* GOAL
Copy out every line of the records where the string "giống" occurs.

* EXTRACTED RECORDS
################
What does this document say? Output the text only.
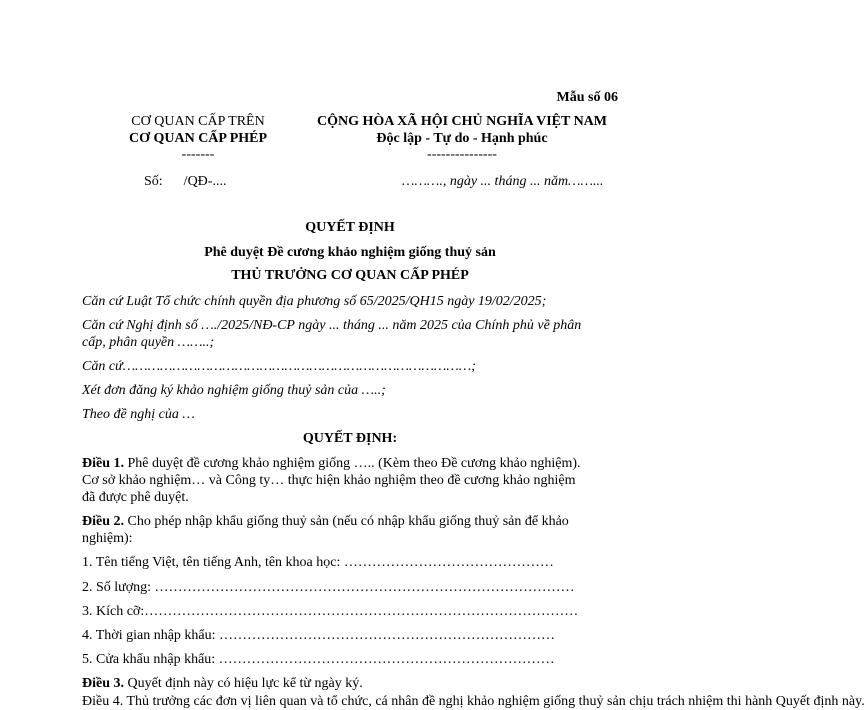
Mẫu số 06
CƠ QUAN CẤP TRÊN
CƠ QUAN CẤP PHÉP
-------
Số:      /QĐ-....
CỘNG HÒA XÃ HỘI CHỦ NGHĨA VIỆT NAM
Độc lập - Tự do - Hạnh phúc
---------------
………., ngày ... tháng ... năm……...
QUYẾT ĐỊNH
Phê duyệt Đề cương khảo nghiệm giống thuỷ sản
THỦ TRƯỞNG CƠ QUAN CẤP PHÉP
Căn cứ Luật Tổ chức chính quyền địa phương số 65/2025/QH15 ngày 19/02/2025;
Căn cứ Nghị định số …./2025/NĐ-CP ngày ... tháng ... năm 2025 của Chính phủ về phân
cấp, phân quyền ……..;
Căn cứ…………………………………………………………………………;
Xét đơn đăng ký khảo nghiệm giống thuỷ sản của …..;
Theo đề nghị của …
QUYẾT ĐỊNH:
Điều 1. Phê duyệt đề cương khảo nghiệm giống ….. (Kèm theo Đề cương khảo nghiệm).
Cơ sở khảo nghiệm… và Công ty… thực hiện khảo nghiệm theo đề cương khảo nghiệm
đã được phê duyệt.
Điều 2. Cho phép nhập khẩu giống thuỷ sản (nếu có nhập khẩu giống thuỷ sản để khảo
nghiệm):
1. Tên tiếng Việt, tên tiếng Anh, tên khoa học: ………………………………………
2. Số lượng: ………………………………………………………………………………
3. Kích cỡ:…………………………………………………………………………………
4. Thời gian nhập khẩu: ………………………………………………………………
5. Cửa khẩu nhập khẩu: ………………………………………………………………
Điều 3. Quyết định này có hiệu lực kể từ ngày ký.
Điều 4. Thủ trưởng các đơn vị liên quan và tổ chức, cá nhân đề nghị khảo nghiệm giống thuỷ sản chịu trách nhiệm thi hành Quyết định này.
################
* THE REPLY
Phê duyệt Đề cương khảo nghiệm giống thuỷ sản
Xét đơn đăng ký khảo nghiệm giống thuỷ sản của …..;
Điều 1. Phê duyệt đề cương khảo nghiệm giống ….. (Kèm theo Đề cương khảo nghiệm).
Điều 2. Cho phép nhập khẩu giống thuỷ sản (nếu có nhập khẩu giống thuỷ sản để khảo
Điều 4. Thủ trưởng các đơn vị liên quan và tổ chức, cá nhân đề nghị khảo nghiệm giống thuỷ sản chịu trách nhiệm thi hành Quyết định này.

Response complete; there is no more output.